**Requirements**:
Give only the number of lines below that contain the word "anni".

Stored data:

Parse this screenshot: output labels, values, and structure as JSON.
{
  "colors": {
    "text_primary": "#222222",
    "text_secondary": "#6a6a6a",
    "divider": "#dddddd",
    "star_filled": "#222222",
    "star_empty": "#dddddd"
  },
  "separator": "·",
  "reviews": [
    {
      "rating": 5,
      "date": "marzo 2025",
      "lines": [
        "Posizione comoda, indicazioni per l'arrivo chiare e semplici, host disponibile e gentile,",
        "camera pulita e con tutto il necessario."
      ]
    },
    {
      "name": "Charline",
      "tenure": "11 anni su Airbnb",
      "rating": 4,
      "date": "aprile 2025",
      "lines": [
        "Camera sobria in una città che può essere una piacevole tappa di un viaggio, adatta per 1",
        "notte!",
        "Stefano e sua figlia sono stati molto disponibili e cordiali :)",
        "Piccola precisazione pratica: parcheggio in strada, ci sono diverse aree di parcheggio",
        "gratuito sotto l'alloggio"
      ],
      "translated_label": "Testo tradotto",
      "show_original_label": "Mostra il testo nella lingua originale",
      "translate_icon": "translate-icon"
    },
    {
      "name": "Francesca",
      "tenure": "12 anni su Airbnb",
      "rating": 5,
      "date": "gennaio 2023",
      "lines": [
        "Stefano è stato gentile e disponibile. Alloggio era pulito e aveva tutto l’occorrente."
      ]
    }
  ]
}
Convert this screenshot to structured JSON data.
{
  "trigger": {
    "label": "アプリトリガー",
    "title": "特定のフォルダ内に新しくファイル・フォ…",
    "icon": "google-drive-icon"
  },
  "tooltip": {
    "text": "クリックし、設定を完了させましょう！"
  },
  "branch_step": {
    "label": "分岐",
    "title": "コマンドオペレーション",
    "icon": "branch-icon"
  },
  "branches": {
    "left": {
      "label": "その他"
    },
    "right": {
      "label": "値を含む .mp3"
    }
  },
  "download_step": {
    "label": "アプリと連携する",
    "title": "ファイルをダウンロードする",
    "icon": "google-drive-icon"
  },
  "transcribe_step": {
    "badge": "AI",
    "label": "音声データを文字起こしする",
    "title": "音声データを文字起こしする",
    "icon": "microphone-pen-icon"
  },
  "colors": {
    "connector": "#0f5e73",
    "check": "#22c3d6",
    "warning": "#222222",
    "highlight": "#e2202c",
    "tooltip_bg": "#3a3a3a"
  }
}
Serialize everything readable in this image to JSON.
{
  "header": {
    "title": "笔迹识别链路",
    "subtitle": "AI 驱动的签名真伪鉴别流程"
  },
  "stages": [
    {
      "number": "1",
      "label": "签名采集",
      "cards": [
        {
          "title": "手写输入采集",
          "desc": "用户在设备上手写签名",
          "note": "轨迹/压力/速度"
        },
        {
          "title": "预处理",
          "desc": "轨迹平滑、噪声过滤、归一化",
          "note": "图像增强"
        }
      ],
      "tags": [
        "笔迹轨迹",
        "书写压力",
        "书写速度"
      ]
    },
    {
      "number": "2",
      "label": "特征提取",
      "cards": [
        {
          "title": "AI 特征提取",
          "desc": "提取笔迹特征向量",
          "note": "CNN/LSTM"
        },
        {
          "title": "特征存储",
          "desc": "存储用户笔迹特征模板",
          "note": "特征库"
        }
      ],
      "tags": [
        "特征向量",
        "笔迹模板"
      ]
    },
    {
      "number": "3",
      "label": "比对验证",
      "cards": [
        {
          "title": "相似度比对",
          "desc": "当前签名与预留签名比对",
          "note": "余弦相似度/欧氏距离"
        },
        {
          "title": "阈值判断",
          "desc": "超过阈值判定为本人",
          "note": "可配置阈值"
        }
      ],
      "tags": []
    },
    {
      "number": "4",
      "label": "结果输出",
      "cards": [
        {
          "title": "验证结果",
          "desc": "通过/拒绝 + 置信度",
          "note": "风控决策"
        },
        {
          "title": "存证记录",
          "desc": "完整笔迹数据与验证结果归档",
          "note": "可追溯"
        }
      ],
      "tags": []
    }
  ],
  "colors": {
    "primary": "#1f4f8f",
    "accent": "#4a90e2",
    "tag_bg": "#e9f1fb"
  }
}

**Final result**:
2